◆ **Description of the task**
Find every line containing the word "offset" and report the count, nothing more.

━━━ Listed entries

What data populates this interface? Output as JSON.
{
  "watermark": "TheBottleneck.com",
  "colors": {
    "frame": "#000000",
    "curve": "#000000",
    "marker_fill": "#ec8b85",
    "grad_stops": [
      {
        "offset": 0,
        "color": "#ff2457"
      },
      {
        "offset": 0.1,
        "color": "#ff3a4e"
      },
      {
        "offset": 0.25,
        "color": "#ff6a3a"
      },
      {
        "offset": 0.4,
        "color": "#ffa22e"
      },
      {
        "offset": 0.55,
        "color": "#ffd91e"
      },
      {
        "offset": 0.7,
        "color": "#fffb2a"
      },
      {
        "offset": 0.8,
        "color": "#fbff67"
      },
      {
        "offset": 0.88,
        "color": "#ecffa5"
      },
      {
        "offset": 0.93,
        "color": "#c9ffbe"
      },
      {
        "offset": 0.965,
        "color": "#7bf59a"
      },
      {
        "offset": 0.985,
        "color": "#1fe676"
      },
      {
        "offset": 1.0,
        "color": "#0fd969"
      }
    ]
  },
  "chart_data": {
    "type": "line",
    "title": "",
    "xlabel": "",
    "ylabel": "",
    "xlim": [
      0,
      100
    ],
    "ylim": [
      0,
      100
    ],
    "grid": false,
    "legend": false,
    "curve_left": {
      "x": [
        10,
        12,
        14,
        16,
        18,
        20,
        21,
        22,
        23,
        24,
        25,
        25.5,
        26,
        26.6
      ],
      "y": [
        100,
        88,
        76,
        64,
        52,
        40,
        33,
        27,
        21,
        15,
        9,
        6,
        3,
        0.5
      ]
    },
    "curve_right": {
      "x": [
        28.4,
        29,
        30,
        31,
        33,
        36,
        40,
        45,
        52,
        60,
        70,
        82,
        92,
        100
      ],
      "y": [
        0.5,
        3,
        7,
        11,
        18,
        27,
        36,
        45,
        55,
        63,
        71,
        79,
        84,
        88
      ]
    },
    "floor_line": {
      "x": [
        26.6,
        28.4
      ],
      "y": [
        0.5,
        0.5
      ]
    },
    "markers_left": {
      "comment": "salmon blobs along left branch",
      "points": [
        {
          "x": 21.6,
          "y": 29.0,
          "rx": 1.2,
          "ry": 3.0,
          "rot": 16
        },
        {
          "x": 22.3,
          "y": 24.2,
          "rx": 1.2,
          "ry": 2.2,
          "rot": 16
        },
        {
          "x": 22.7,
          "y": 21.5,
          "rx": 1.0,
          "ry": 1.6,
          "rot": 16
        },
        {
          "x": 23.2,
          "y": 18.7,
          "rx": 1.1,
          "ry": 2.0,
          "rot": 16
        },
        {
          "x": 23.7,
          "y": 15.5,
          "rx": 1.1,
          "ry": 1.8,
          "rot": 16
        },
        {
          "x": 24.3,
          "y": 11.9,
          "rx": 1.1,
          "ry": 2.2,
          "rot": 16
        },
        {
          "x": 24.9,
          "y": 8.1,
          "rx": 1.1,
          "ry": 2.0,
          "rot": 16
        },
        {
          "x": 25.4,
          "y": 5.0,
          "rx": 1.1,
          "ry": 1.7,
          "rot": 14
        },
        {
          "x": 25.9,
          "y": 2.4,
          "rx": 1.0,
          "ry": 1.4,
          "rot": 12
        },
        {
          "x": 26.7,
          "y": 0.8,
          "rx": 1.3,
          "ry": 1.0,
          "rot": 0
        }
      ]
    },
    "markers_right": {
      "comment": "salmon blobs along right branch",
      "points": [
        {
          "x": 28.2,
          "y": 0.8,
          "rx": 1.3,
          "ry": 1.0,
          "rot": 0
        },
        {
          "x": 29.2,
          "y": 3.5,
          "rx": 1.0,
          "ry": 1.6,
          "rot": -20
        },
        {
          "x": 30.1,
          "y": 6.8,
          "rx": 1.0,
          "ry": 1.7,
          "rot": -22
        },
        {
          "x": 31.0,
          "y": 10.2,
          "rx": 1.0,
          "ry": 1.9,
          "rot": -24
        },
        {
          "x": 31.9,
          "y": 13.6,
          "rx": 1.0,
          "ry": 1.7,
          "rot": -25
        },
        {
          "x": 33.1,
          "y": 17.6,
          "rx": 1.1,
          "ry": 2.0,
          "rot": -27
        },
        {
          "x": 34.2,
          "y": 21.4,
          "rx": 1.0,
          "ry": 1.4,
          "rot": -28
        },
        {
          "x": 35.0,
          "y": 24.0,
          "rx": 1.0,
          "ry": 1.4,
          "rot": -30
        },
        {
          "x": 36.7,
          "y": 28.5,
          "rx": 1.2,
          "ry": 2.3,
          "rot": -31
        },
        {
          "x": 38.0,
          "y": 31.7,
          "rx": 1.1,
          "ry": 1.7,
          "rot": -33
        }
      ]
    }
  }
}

━━━━━━
━━━ Listed entries

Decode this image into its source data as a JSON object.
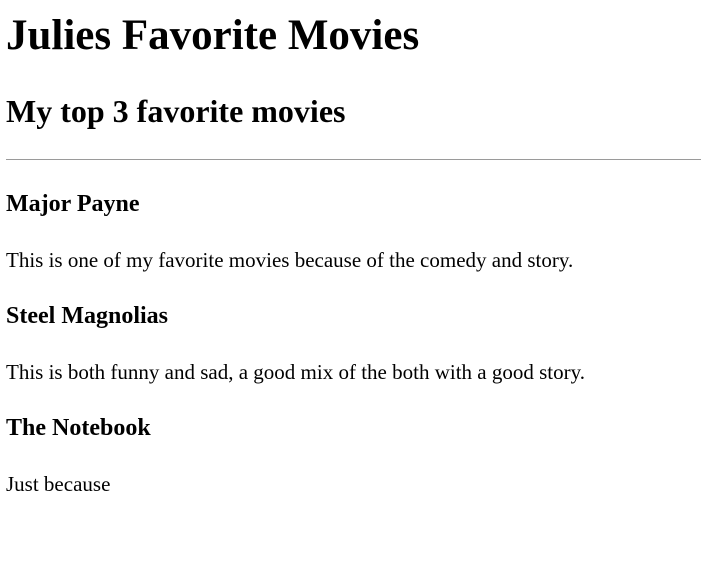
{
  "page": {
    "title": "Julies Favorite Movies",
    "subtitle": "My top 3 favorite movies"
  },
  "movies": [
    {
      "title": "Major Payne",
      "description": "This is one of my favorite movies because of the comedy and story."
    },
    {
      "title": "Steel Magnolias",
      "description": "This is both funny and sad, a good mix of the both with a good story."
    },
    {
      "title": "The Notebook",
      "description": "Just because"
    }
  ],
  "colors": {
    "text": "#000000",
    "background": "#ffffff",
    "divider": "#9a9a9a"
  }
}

━━━━━━
━━━ Listed entries

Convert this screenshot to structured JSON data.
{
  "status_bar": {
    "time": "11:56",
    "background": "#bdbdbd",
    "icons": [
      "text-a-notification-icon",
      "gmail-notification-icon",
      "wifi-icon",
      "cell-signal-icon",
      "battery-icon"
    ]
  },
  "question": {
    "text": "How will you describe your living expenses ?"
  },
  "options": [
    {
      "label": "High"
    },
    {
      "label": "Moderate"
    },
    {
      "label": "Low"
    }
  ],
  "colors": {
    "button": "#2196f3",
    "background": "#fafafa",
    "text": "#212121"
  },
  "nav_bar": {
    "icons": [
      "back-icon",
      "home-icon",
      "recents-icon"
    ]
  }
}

━━━━━━

◆ **Output for this task**
12